Mehr als die Windows-Bordmittel brauchen Sie nicht? Dokumentenmanagementsysteme sind doch notwendig! Acht neue Thesen für ein optimales Dokumentenmanagementsystem im Verband.

Bordmittel sind nicht genug

Im allerersten Essay hier in Inside Lobbying ging es um Dokumentenmanagement. Die These darin: Mehr als die Windows-Bordmittel brauchen Sie nicht. Seither hat sich das Thema Elektronische Ablage aber doch etwas weiterentwickelt. Dieser Essay formuliert daher acht neue Thesen für ein optimales Dokumentenmanagementsystem und vergleicht verschiedene Softwarelösungen – teils eingebaut, teils nachzurüsten. Im Ergebnis schneiden sowohl das typische Dateiverwaltungssystem (»Explorer«) als auch die gebräuchliche E-Mail schlecht ab. Sinnvollere aber komplizierter Lösungen lassen sich mit Wikis oder Dokumentenmanagement-Applikationen erreichen. Cloud-Dienste haben das größte Potenzial, bergen aber auch unabsehbare Risiken im Hinblick auf die Datensicherheit.

[Quelldaten]
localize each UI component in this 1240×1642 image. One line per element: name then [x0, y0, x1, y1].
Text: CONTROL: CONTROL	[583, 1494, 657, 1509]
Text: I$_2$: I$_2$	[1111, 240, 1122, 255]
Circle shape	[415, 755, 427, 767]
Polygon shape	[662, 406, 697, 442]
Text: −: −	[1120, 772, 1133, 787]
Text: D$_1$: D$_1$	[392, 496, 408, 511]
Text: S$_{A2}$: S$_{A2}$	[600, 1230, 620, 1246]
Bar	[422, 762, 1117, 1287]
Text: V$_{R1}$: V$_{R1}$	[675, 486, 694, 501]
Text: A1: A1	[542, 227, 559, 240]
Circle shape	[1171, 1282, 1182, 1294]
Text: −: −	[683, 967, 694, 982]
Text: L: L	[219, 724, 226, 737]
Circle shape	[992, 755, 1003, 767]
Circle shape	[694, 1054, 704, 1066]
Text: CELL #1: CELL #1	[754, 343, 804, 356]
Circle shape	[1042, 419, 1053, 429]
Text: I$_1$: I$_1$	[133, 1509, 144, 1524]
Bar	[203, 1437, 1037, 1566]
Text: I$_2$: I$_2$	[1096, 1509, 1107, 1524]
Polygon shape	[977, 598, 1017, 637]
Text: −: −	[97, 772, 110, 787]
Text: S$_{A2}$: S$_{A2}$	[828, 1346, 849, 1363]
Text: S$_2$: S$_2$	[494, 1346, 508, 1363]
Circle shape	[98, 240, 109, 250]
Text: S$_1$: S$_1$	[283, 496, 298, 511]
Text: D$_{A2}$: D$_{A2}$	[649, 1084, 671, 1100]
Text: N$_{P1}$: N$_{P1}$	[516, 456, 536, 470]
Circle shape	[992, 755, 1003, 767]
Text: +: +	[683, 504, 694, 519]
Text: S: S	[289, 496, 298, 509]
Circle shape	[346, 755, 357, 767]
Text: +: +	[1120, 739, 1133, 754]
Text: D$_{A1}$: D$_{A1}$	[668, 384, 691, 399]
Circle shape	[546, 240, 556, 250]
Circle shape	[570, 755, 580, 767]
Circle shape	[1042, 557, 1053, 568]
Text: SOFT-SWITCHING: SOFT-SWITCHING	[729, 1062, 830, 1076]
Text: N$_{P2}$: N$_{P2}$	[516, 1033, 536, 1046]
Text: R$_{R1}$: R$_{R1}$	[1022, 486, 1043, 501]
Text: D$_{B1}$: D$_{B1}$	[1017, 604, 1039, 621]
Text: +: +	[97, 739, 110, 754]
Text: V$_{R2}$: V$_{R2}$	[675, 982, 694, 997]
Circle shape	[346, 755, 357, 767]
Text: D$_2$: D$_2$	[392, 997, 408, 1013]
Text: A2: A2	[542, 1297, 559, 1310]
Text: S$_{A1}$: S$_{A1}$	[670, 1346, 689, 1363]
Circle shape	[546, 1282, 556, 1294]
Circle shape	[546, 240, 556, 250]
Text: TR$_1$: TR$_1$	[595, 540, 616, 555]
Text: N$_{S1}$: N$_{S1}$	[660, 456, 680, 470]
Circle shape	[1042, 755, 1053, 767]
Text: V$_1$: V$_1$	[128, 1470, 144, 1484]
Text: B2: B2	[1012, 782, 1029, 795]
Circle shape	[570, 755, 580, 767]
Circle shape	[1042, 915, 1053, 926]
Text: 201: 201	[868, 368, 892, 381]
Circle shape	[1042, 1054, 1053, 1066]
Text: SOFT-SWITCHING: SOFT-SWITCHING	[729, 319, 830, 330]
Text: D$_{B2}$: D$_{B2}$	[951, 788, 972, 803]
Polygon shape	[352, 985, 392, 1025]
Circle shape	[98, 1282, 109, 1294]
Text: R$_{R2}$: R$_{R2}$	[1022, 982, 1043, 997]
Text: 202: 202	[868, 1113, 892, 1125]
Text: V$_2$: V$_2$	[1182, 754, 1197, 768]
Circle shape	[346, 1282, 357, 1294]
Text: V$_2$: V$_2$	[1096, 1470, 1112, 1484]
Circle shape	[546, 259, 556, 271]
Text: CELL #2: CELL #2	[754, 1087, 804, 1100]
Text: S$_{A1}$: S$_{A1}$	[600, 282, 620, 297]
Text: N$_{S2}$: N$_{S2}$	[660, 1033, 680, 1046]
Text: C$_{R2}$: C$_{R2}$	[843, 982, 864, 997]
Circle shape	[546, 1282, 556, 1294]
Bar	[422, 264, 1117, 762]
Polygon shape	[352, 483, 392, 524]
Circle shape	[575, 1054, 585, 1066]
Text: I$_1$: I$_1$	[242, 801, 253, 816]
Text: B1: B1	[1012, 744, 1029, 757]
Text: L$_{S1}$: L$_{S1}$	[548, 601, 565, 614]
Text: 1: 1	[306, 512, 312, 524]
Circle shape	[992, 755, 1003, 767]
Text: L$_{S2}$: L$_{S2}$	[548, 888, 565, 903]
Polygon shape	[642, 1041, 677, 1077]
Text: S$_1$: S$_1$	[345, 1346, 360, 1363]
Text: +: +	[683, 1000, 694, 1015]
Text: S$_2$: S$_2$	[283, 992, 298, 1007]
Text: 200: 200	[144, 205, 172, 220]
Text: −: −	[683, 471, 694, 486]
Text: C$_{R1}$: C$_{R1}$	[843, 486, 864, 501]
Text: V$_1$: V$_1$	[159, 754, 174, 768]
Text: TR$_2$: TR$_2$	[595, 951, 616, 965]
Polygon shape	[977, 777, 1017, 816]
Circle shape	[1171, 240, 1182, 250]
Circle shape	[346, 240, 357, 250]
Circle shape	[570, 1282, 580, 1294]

> _Übungsaufgaben_:
1. Stimmen die Aussagen (a), (b) und (c) mit dem Text über Dokumentenmanagement überein? Antworten Sie jeweils mit Ja oder Nein und zitieren Sie die entscheidenden Worte des Textes.
(a) Der Essay stellt acht neue Thesen für ein optimales Dokumentenmanagementsystem auf.
(b) Die gebräuchliche E-Mail schneidet im Vergleich gut ab.
(c) Cloud-Dienste gelten als frei von Risiken für die Datensicherheit.
2. Führen Sie den Text über Dokumentenmanagement im Verband nach seinem letzten Satz weiter.

> _Lösungen_:
1.
(a) Ja: „Dieser Essay formuliert daher acht neue Thesen für ein optimales Dokumentenmanagementsystem“
(b) Nein: „Im Ergebnis schneiden sowohl das typische Dateiverwaltungssystem (»Explorer«) als auch die gebräuchliche E-Mail schlecht ab.“
(c) Nein: „bergen aber auch unabsehbare Risiken im Hinblick auf die Datensicherheit“

2.
Das Problem

In Verbänden fallen unzählige Dokumente an: Briefe, E-Mails, Rechtstexte, Sachtexte, Zeitungsartikel, Zeitschriften, Statistiken, Bilder usw. Beim Dokumentenmanagement geht es darum, alle eingehenden Dokumente sachgerecht zu verwalten, d. h. so zur Verfügung zu stellen bzw. zur Verfügung zu halten, wieweit und wie lange sie gebraucht werden. Angesichts der Heterogenität der Dokumente in einem Verband erscheint diese Aufgabe überwältigend.

Wissensarbeit heute findet selten in der klassisch-hierarchischen Strukturen statt, sondern zunehmend in Teams und Projektgruppen, in denen mehrere Personen Zugriff auf einen gemeinsamen Datenpool benötigen. Dennoch soll Dokumentenmanagement einfach bleiben und am besten mit Bordmitteln auskommen.

An anderer Stelle ist argumentiert worden, in einem einfachen System solle man möglichst Medienübergänge vermeiden, sprich: Was Papier ist, bleibt Papier. Inzwischen gibt es jedoch kaum noch eingehendes Papier, dafür aber leistungsfähige Scanner.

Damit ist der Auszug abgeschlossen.